* begin DATA PROVIDED *

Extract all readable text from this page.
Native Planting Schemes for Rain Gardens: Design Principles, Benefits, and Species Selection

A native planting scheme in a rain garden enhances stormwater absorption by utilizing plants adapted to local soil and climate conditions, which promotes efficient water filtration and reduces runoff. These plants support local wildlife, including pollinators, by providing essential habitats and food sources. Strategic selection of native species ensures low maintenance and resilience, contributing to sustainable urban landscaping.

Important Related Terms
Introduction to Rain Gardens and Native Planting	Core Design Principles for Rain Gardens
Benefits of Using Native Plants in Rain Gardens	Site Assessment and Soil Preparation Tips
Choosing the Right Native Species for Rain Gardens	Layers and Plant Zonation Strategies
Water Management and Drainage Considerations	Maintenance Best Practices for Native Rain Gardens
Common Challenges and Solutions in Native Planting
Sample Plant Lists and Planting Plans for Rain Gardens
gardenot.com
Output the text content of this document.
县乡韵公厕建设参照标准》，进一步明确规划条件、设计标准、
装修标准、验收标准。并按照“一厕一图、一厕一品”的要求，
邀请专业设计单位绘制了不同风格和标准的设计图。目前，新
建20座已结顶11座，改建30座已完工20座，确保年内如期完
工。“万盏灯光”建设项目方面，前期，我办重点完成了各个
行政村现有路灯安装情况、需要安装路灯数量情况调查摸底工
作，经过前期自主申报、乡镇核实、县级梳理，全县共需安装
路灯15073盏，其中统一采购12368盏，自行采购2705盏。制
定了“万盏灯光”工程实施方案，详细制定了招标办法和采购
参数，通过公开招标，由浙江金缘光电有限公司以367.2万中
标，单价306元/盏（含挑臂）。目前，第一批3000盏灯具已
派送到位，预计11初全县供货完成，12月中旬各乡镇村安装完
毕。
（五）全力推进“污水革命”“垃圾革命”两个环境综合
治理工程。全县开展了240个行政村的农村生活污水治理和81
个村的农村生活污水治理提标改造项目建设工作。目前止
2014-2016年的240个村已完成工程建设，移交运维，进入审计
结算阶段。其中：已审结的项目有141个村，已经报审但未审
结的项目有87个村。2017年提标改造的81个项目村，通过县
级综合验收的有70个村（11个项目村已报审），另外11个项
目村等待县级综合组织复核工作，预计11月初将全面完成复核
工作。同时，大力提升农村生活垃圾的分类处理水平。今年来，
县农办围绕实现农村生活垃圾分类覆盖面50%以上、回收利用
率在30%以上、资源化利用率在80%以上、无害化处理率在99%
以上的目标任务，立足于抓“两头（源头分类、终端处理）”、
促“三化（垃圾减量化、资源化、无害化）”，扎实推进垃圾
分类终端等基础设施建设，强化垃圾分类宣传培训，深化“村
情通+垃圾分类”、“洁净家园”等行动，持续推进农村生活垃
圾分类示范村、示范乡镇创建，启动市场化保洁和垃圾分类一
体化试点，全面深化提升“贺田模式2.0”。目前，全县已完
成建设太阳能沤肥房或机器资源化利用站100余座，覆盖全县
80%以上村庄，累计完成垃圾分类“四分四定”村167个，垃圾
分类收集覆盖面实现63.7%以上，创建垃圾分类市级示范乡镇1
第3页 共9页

* end DATA PROVIDED *

#### PROBLEM DETAILS:
Gather each line in the entries above where the string "Principles" is found.

#### EXERCISE SOLUTION:
Native Planting Schemes for Rain Gardens: Design Principles, Benefits, and Species Selection
Introduction to Rain Gardens and Native Planting	Core Design Principles for Rain Gardens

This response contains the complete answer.